▶ [SET PROBLEM]: Show all lines from the listing below that contain "femmes".

▶ [DATA LINES]:

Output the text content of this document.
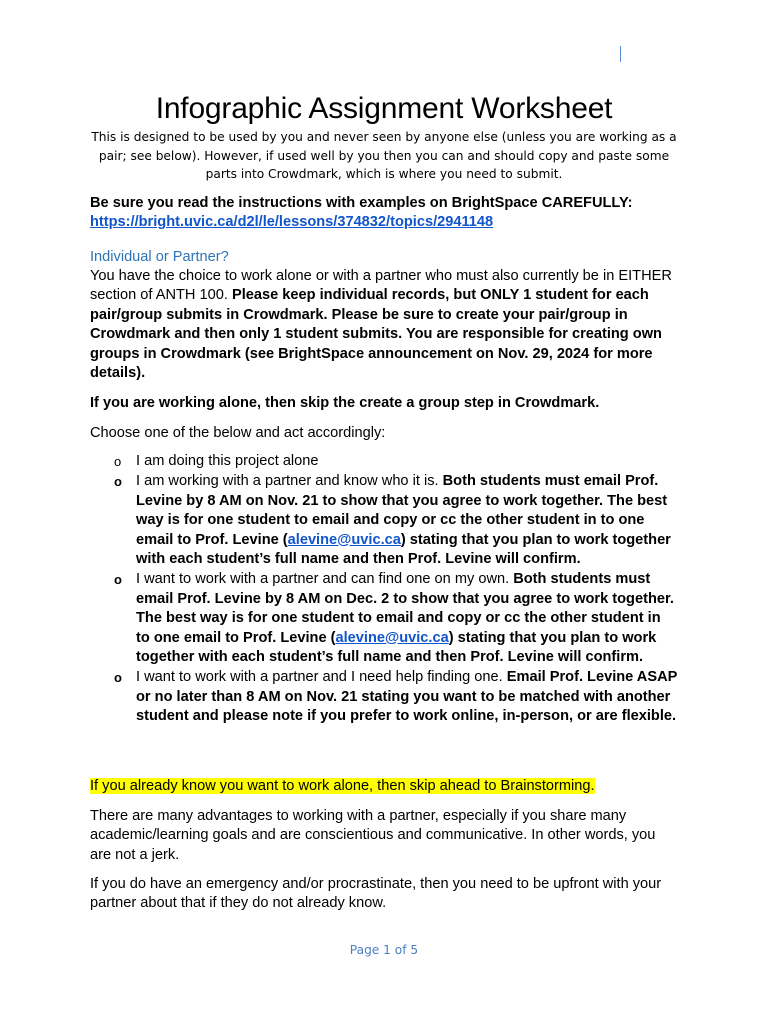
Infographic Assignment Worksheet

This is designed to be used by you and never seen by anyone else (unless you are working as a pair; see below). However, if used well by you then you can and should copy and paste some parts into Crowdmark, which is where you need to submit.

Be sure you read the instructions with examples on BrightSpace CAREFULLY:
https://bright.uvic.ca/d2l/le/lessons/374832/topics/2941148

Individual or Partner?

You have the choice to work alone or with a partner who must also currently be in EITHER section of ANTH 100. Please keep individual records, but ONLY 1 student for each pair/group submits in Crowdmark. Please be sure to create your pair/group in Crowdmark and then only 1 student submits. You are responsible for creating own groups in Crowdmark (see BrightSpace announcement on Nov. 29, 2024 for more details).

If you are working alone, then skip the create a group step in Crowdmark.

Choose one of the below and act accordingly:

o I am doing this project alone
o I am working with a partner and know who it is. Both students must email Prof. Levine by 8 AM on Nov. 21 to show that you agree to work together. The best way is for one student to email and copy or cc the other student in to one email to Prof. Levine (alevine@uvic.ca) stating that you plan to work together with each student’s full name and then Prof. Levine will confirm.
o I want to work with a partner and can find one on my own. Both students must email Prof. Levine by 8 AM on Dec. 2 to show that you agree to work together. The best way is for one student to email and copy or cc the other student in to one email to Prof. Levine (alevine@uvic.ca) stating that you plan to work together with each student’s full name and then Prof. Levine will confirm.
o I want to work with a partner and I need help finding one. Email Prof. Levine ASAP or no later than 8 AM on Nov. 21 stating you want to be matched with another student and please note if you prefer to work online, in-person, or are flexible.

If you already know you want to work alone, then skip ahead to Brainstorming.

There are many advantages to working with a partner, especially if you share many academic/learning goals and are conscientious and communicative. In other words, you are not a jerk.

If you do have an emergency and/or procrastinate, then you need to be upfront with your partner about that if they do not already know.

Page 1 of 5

* * *

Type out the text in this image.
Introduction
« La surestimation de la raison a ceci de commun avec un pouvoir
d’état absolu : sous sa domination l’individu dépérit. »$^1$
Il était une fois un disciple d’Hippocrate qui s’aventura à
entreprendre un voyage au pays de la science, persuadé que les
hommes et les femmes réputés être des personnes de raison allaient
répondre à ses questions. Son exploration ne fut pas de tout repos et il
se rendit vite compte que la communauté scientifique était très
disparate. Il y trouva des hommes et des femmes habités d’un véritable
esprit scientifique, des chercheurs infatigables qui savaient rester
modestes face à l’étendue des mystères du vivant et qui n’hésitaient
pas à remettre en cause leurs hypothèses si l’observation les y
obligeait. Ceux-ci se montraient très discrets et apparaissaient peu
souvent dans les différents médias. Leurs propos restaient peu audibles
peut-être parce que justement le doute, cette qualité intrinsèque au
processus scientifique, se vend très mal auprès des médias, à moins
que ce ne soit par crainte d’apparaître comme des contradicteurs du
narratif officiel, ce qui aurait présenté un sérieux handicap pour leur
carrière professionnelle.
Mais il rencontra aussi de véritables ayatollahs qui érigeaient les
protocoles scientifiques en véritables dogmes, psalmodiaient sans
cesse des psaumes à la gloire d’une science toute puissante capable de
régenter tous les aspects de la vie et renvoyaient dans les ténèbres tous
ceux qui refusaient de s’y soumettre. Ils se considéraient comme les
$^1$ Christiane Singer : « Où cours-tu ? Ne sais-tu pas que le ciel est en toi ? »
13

==

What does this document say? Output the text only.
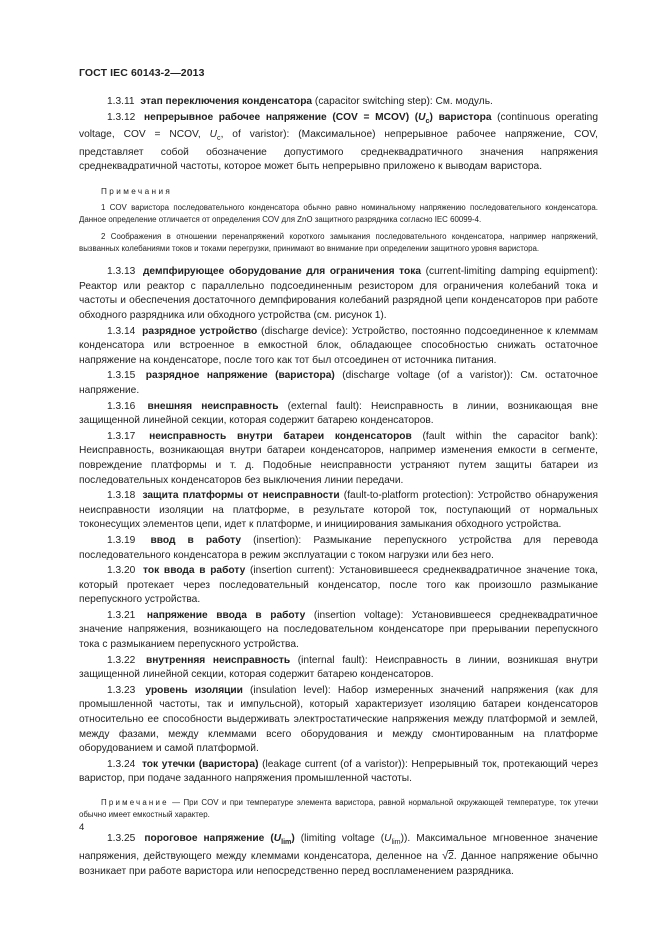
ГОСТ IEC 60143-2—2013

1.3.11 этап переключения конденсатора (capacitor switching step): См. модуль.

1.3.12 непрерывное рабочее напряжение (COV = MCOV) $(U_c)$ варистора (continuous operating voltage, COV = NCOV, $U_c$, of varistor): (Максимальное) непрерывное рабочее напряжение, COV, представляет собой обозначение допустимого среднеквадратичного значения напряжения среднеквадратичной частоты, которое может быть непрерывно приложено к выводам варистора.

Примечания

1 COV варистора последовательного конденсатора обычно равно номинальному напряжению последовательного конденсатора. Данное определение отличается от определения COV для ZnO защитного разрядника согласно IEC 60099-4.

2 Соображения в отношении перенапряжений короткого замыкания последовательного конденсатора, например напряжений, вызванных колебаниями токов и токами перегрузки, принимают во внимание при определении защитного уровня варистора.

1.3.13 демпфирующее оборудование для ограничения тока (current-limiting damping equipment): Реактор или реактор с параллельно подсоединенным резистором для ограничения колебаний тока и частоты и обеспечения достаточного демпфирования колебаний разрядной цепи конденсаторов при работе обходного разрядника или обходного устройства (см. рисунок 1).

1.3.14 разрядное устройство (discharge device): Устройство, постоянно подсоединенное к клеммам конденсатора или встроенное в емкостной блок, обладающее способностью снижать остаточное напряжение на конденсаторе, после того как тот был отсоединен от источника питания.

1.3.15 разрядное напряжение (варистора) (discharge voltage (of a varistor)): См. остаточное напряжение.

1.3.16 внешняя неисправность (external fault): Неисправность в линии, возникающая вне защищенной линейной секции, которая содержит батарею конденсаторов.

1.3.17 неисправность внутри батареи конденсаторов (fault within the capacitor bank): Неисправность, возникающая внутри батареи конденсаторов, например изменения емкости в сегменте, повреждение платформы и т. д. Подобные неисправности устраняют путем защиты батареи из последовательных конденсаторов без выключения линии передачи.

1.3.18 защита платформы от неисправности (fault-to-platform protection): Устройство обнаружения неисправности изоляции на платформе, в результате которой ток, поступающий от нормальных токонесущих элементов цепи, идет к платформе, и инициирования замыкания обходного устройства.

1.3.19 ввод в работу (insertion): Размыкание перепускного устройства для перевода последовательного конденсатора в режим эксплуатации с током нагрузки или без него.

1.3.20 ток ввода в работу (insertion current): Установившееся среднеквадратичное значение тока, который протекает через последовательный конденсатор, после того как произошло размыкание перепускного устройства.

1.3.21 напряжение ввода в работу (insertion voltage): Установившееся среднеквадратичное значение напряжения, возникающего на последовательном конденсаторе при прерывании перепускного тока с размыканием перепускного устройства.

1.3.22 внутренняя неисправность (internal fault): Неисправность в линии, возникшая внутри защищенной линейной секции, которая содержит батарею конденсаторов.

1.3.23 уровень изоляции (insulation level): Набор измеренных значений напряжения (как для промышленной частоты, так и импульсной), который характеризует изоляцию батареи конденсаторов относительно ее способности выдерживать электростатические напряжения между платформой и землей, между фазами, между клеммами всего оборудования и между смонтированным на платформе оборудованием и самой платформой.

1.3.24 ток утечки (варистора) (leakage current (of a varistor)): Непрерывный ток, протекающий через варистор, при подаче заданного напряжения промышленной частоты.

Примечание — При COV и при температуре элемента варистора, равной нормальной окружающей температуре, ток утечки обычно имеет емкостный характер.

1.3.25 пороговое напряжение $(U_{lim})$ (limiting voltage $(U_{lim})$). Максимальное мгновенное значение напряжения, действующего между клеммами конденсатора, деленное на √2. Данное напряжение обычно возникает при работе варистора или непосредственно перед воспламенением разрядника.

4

▶ [RESULT]:
hommes et les femmes réputés être des personnes de raison allaient
disparate. Il y trouva des hommes et des femmes habités d’un véritable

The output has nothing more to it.